Data supplied:
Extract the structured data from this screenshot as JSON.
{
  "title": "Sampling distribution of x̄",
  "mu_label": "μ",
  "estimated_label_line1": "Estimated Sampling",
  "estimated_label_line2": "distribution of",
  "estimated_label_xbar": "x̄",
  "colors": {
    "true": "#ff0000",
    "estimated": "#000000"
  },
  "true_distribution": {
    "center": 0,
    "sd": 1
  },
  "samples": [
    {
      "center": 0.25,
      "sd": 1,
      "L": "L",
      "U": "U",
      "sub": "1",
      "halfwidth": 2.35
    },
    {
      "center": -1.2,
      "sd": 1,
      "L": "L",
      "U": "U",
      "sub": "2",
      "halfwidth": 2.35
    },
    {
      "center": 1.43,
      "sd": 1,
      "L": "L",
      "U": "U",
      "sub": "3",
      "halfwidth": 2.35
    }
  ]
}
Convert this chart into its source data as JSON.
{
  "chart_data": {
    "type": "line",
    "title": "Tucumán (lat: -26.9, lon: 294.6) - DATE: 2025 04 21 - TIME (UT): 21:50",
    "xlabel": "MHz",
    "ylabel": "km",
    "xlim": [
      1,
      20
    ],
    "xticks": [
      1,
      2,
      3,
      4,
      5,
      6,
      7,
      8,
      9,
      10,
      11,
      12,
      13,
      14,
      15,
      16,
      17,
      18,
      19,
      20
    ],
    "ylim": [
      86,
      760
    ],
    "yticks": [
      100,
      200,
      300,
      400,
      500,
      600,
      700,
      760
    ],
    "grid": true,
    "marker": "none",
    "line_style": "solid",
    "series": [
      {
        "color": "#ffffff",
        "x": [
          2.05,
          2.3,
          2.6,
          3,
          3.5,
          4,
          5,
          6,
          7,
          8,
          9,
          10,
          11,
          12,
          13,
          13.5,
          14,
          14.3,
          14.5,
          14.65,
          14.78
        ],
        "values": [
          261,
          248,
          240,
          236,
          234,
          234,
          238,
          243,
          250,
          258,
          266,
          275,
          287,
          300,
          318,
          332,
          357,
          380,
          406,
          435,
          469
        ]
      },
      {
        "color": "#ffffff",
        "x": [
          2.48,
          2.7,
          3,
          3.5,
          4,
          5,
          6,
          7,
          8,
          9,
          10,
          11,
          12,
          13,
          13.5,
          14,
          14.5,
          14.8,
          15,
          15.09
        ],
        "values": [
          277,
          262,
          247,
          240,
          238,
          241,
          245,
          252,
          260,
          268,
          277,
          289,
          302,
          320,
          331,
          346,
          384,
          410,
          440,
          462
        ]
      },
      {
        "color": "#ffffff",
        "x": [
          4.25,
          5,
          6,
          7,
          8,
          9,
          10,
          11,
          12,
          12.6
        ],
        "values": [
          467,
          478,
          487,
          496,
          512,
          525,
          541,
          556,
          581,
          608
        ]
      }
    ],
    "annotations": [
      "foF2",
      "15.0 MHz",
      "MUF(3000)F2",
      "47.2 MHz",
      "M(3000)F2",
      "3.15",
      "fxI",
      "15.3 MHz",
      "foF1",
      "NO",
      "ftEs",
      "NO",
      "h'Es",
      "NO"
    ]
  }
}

Given instruction: Copy all lines from the material that hold "Sampling".

Output for this task:
  "title": "Sampling distribution of x̄",
  "estimated_label_line1": "Estimated Sampling",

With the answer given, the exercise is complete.